▶ [本文]
結論 本件審判の請求は、成り立たない。 
理由 第1 手続の経緯
本願は、平成10年6月25日(パリ条約による優先権主張1997年7月2日、米国)を国際出願日とする特願平11-507243号であって、平成18年10月18日付けで拒絶理由が通知され、これに対し何ら応答がなかったため、平成20年1月31日付けで拒絶査定がなされたところ、これに対し、同年5月12日に拒絶査定不服審判が請求されるとともに、同日付けで手続補正がなされたものである。

なお、平成20年5月12日付け手続補正による補正は、当該補正前の請求項4、6、9?10及び12?15の削除を目的とするものであり、平成14年法律第24号改正附則第2条第1項によりなお従前の例によるとされる同法による改正前の特許法第17条の2第4項第1号に掲げる事項を目的とするものであるから、適法な補正である。

第2 本願発明
本願の請求項1?8に係る発明(以下、それぞれ「本願発明1」?「本願発明8」という。)は、平成20年5月12日付け手続補正により補正された明細書の特許請求の範囲に記載された事項により特定される次のとおりのものである。
「【請求項1】
原子炉の炉心内に用いられる燃料集合体中の細長い燃料要素の相対位置を横方向に維持する支持格子であって、支持格子に取り付けられていて、冷却材が格子配置場所の近くで燃料集合体を通過しながら運転中の原子炉の炉心を通って流れる冷却材を混合する翼板を有し、翼板は格子の中心の回りに対称的に位置している複数の領域の各々の中に所定の設計で配置され、格子は燃料要素の細長い寸法方向に直角な平面内に位置し、3以上の領域が設けられ、隣り合う領域内の翼板の配置パターンは同一であり、一領域のパターンはその隣の領域に対し、360°を領域の数で割った角度、回転したものであり、各領域はその隣の領域に対し、これらの共通境界部に関して鏡像関係をなしておらず、或る領域内の翼板は、残りの領域内の冷却材流れパターンによって生じる格子の中心に対する横方向の液体力学的力と平衡する冷却材流れパターンを生じさせるようになっていることを特徴とする支持格子。
【請求項2】
燃料要素の細長い寸法方向に対して直角な平面内の格子の外部幾何学的形状は、等辺多角形であり、対称領域は、周囲セグメントの中点から多角形の中心に引かれた線により画定されることを特徴とする請求項1記載の支持格子。
【請求項3】
原子炉の炉心内に用いられる燃料集合体中の細長い燃料要素の相対位置を横方向に維持する支持格子であって、支持格子に取り付けられていて、冷却材が格子配置場所の近くで燃料集合体を通過しながら作動中の原子炉の炉心を通って流れる冷却材を混合する翼板を有し、翼板は格子の中心の回りに対称的に位置している複数の領域の各々の中に所定の設計で配置され、格子は燃料要素の細長い寸法方向に直角な平面内に位置し、燃料要素の細長い寸法方向に対して直角な平面内の格子の外部幾何学的形状は、等辺多角形であり、対称領域は、周囲セグメントの中点から多角形の中心に引かれた線により画定され、各領域内の翼板は、多角形の中心からそれぞれの領域の周囲セグメントの結合部まで延びるものとして定義される対角線に平行な方向に向いており、翼板は、各領域内の冷却材流れパターンを、残りの領域内の冷却材流れパターンによって生じる格子の中心に対する横方向の液体力学的力と平衡するものとして生じさせるよう構成されていることを特徴とする支持格子。

▶ [演習課題]
1. 審決文について、次の問いに答えよ。
(a) 拒絶査定がなされたのは何年何月何日付けか。
(b) 請求項1の支持格子では、領域はいくつ以上設けられるか。
(c) 請求項2では、格子の外部幾何学的形状は何であるとされているか。
2. 審決文の続きを、請求項3の記載の後から書いてください。

▶ [データ行]

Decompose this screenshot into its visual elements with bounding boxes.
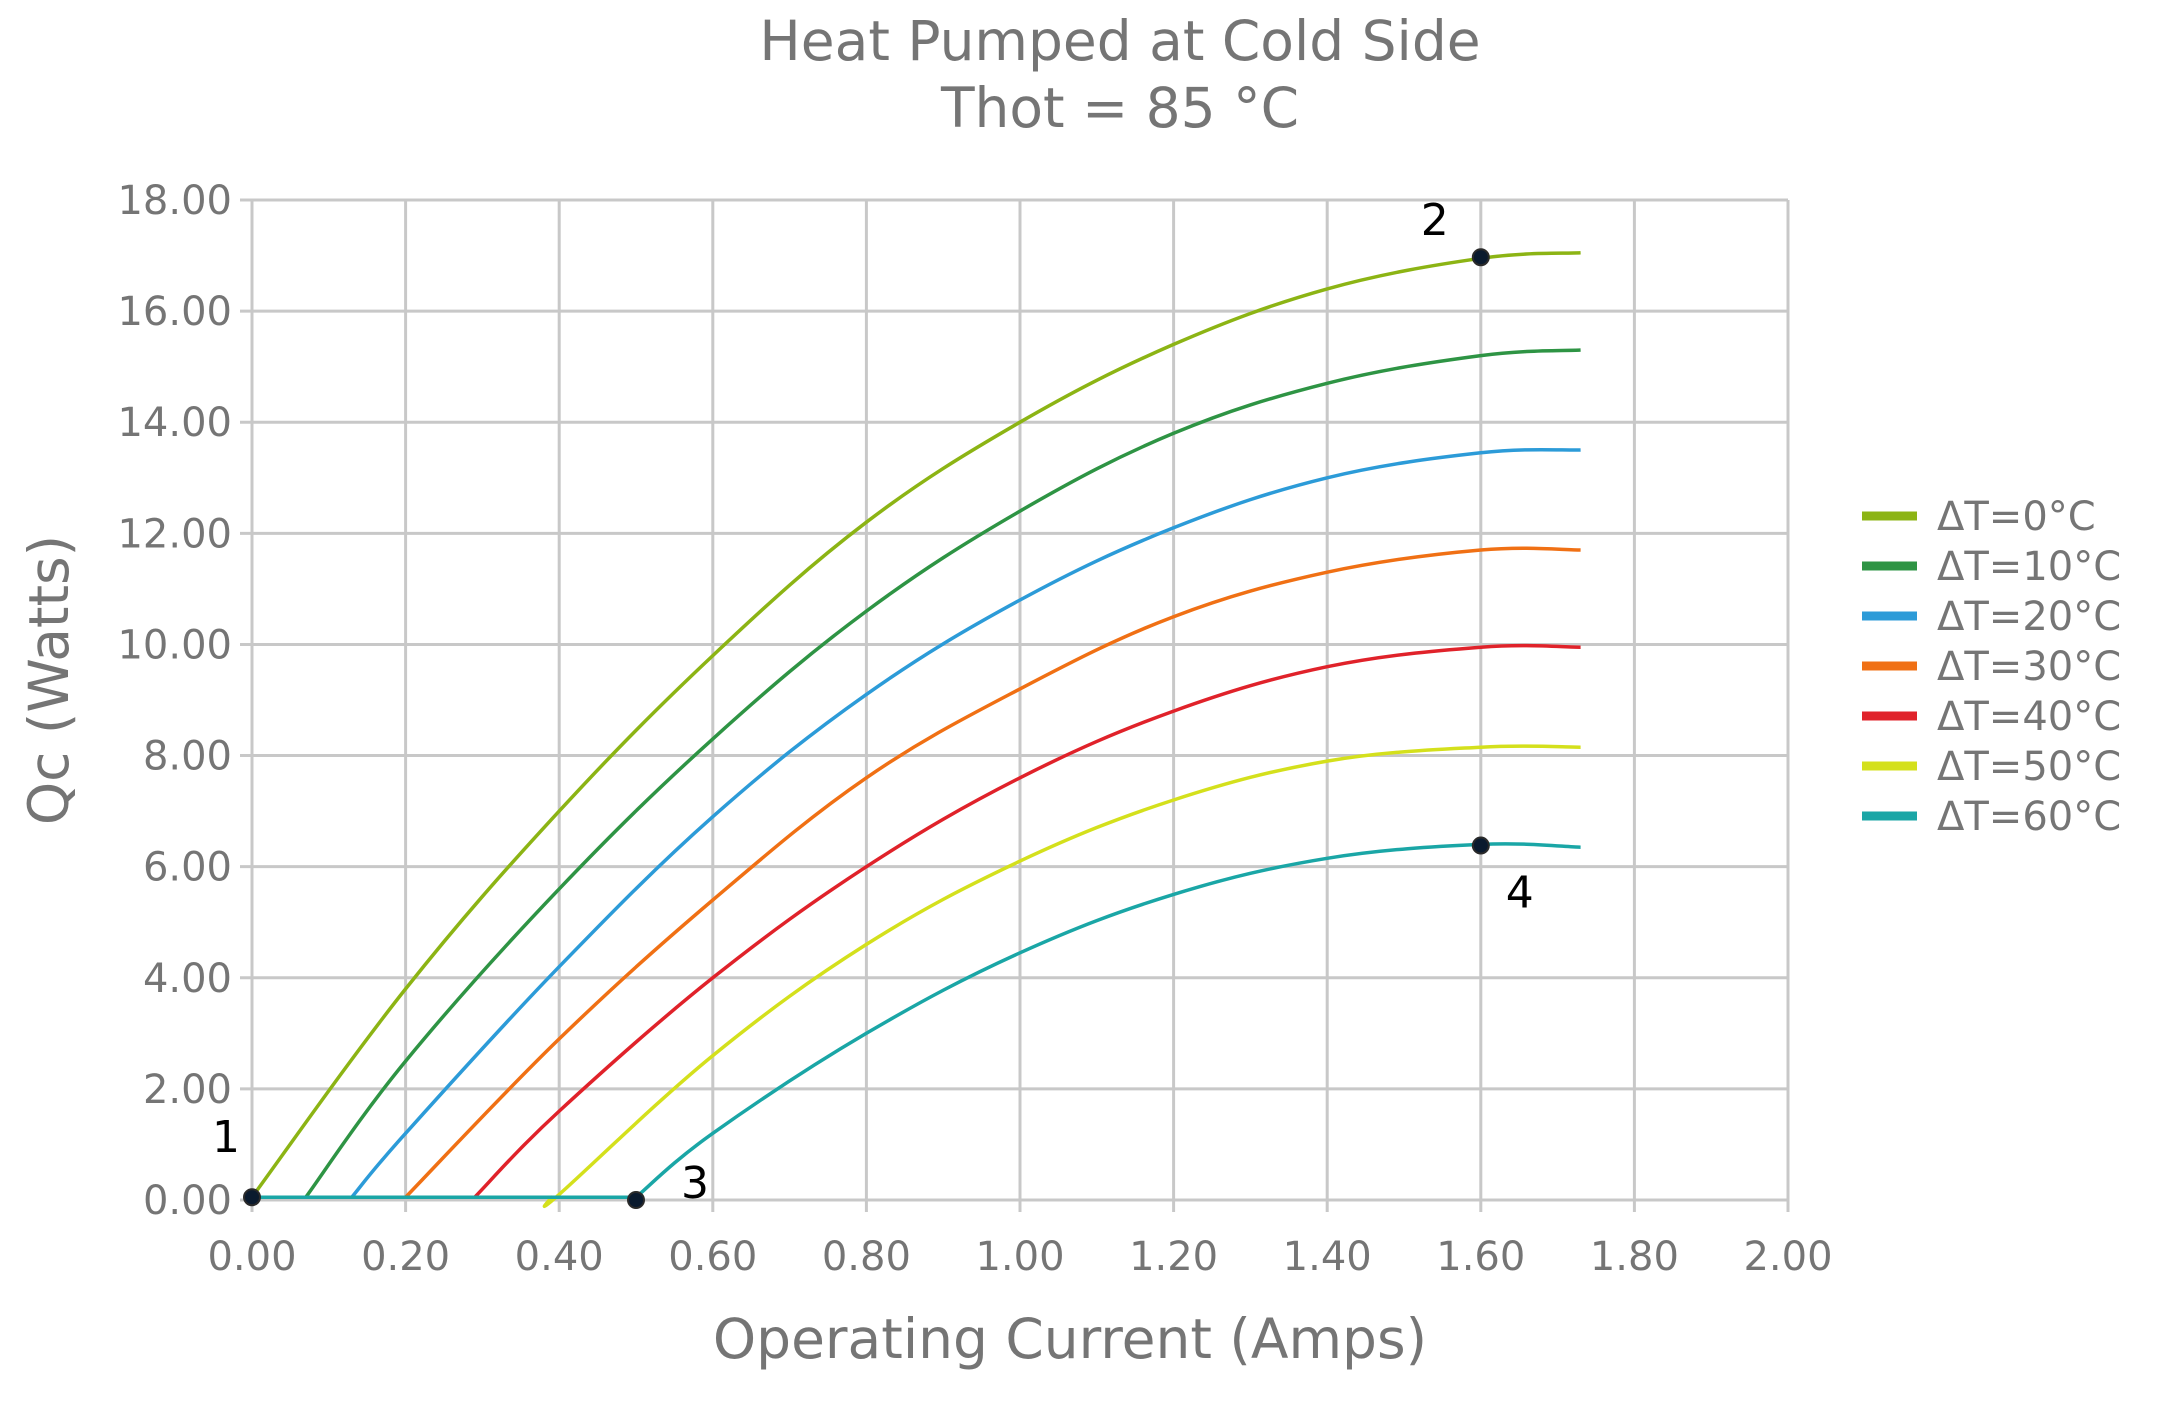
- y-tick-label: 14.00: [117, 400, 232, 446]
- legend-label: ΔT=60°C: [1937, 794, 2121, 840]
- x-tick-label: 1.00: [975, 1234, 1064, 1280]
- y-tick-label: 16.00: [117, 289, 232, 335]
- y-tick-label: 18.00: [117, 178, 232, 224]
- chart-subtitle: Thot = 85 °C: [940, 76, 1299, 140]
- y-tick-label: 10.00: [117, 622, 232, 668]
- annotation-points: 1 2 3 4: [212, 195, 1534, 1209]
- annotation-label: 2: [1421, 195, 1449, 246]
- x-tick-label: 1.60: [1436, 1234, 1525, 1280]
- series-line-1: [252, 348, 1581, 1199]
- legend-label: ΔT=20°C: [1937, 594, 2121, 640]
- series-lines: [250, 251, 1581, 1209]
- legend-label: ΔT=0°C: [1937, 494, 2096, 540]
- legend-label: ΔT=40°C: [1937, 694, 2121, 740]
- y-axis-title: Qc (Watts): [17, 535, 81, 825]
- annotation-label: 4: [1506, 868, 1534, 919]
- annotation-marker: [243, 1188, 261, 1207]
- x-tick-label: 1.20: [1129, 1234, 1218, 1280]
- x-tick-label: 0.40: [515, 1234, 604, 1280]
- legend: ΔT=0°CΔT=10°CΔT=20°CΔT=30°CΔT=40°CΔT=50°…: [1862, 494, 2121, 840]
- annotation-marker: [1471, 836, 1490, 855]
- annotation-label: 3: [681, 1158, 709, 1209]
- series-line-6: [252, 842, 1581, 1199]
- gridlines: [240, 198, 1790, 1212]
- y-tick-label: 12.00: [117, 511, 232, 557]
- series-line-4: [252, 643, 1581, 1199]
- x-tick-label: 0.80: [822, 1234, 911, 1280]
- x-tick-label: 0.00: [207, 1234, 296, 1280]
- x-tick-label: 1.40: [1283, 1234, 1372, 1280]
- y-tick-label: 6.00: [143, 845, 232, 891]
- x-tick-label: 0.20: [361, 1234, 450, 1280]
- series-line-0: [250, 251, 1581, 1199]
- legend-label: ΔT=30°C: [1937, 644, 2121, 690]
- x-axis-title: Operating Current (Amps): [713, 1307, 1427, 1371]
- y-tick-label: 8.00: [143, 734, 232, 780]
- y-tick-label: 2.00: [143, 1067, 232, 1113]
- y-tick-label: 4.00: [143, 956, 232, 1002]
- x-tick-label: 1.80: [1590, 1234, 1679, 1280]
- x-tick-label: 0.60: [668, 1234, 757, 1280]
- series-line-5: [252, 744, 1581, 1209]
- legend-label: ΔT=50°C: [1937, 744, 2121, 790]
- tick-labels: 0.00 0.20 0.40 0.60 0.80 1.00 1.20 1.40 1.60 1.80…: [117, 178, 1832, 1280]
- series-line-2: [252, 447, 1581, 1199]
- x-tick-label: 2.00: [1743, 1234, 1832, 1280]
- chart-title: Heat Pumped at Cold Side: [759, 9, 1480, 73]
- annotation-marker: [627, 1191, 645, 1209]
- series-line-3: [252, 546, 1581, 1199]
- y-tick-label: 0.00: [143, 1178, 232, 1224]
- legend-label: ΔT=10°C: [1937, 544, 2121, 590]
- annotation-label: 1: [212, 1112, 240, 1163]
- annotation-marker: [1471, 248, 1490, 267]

▶ [解答]
1.
(a) 平成20年1月31日付け
(b) 3以上
(c) 等辺多角形

2.
【請求項4】
隣り合う領域内の翼板の配置パターンは、このパターンがその隣の領域に対し“N”°回転したものであることを除き、同一であり、ここで“N”は、360°を領域の数で割った角度に等しいことを特徴とする請求項3記載の支持格子。
【請求項5】
領域の数は、4であり、翼板パターンは全体的に見て、多角形の中心軸線の回りに“X”字形をなしていることを特徴とする請求項4記載の支持格子。
【請求項6】
翼板は、燃料要素支持セル内又は燃料要素支持セル上にのみ延びていることを特徴とする請求項1?5のうち何れか一に記載の支持格子。
【請求項7】
壁を有する複数のセルを構成する組み格子部材を更に有し、前記セルのうち何割かを燃料要素が貫通し、燃料要素を支持するセルのうち少なくとも何割かは、少なくとも2つの隣り合う壁に設けられた斜めのばねを有し,該ばねは、下側のセルコーナー部から、ばねが設けられているセル壁の他方の側の上側のセルコーナー部までセルの実質的な高さ全体にわたって延び、隣り合うばねは、互いに逆方向に傾斜していることを特徴とする請求項1?6のうち何れか一に記載の支持格子。
【請求項8】
請求項1?7のうち何れか一に記載の支持格子により長手方向寸法に沿って支持された平行なアレイ状の細長い燃料要素を有することを特徴とする核燃料集合体。」


第3 進歩性について
1 引用例
原査定の拒絶の理由に引用された、本願の優先日前に頒布された刊行物である特開平7-159571号公報(以下、「引用例」という。)には、図面とともに以下の記載がある。(後述の、「2 引用発明の認定」において特に参照した箇所に下線を付した。)
(a)「【請求項1】所定間隔離間して配設された上部ノズル及び下部ノズルと、薄板帯状をなし短手方向の端部にミキシングベーンが形成され且つ壁面にスプリング及びディンプルが形成された複数のストラップを、互いに直交させることで画成された格子空間を有していて、上記上部ノズル及び下部ノズル間に所定間隔をおいて配設された複数の支持格子と、該支持格子の格子空間内に挿通された状態で該支持格子,上記上部ノズル及び下部ノズルに結合された制御棒案内管及び計装用管と、上記支持格子の格子空間内に挿通されて上記スプリング及びディンプルによって弾性的に支持される多数の燃料棒と、から構成される核燃料集合体において、
上記支持格子の平面視における格子空間の一方の対角方向に並ぶ上記ミキシングベーンの数と、他方の対角方向に並ぶ上記ミキシングベーンの数とが、ほぼ同数に形成されていることを特徴とする核燃料集合体。
【請求項2】・・・
【請求項3】上記支持格子の平面視における格子空間へ突出する上記ミキシングベーンが、上記支持格子の中心に関して4回転対称となるように形成されていることを特徴とする請求項1に記載の核燃料集合体。」

(b)「【0001】
【産業上の利用分野】この発明は原子炉に装荷される核燃料集合体に係わり、特に、振動防止を図ることができるものに関する。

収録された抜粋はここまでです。